Exercise input:
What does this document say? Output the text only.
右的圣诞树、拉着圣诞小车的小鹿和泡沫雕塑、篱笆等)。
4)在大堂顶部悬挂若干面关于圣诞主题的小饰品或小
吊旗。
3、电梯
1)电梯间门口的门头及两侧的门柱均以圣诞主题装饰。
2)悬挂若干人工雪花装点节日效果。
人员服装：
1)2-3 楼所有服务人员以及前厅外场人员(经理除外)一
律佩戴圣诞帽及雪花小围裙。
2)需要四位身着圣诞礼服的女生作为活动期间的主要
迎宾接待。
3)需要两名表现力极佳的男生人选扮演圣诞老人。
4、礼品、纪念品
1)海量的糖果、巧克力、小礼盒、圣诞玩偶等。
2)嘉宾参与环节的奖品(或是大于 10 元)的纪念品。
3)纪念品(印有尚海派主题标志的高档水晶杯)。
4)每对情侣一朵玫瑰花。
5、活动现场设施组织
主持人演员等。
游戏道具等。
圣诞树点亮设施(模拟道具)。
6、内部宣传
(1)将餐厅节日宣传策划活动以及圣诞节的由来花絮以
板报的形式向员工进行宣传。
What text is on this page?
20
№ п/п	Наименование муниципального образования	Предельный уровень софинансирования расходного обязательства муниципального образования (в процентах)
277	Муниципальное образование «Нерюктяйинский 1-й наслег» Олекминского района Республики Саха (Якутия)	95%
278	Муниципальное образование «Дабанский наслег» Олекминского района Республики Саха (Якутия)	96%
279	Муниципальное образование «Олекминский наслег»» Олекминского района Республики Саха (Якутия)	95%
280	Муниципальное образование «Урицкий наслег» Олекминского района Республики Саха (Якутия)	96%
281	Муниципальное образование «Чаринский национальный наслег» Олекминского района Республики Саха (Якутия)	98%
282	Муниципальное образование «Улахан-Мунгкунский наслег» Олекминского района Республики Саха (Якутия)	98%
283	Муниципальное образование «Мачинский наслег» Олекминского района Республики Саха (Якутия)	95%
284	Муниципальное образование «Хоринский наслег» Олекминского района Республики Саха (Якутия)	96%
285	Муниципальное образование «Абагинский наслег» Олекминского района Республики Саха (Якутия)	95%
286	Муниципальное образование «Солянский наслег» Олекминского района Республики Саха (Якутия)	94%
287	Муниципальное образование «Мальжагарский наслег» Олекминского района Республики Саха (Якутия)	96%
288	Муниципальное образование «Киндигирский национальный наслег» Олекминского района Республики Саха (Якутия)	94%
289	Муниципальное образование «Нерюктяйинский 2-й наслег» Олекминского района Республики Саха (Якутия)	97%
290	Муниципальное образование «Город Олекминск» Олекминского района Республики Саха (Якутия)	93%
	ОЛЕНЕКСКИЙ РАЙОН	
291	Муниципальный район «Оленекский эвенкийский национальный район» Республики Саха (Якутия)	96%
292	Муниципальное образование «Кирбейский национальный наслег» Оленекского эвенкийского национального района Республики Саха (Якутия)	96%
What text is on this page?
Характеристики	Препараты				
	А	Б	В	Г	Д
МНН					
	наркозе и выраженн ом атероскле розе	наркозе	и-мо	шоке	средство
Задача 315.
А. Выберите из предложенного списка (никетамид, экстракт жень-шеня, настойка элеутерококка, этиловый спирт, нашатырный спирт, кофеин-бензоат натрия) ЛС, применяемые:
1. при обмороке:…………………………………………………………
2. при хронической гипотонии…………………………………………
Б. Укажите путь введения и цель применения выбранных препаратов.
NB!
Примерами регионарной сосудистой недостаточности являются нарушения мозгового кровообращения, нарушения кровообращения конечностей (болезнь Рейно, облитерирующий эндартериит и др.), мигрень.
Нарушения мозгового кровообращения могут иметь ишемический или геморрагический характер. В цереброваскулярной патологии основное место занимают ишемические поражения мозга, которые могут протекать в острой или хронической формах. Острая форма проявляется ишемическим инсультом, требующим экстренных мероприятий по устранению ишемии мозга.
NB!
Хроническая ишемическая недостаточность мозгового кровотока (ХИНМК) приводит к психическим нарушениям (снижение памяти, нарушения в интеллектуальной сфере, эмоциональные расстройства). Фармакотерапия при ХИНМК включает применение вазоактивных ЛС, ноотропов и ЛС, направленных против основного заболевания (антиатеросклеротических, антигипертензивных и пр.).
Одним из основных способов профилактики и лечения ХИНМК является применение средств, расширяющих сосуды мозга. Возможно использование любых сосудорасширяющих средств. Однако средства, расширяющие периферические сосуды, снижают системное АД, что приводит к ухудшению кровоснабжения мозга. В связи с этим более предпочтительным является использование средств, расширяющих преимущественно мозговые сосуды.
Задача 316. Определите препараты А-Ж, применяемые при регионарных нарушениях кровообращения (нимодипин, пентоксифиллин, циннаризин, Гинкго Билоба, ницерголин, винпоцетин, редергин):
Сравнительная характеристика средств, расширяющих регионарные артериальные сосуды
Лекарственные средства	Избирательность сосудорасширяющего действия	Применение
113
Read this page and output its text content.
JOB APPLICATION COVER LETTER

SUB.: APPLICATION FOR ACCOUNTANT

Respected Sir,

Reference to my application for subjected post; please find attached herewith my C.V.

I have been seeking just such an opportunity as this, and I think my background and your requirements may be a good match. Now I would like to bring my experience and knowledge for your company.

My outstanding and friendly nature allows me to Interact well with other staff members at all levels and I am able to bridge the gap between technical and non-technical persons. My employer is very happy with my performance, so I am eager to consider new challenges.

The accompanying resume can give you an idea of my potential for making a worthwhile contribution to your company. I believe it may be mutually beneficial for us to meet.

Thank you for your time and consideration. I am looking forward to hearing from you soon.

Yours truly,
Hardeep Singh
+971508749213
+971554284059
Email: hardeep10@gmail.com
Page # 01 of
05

Exercise task:
How many lines in the records above contain the word "this"? Reply with the number alone.

Response to the task:
5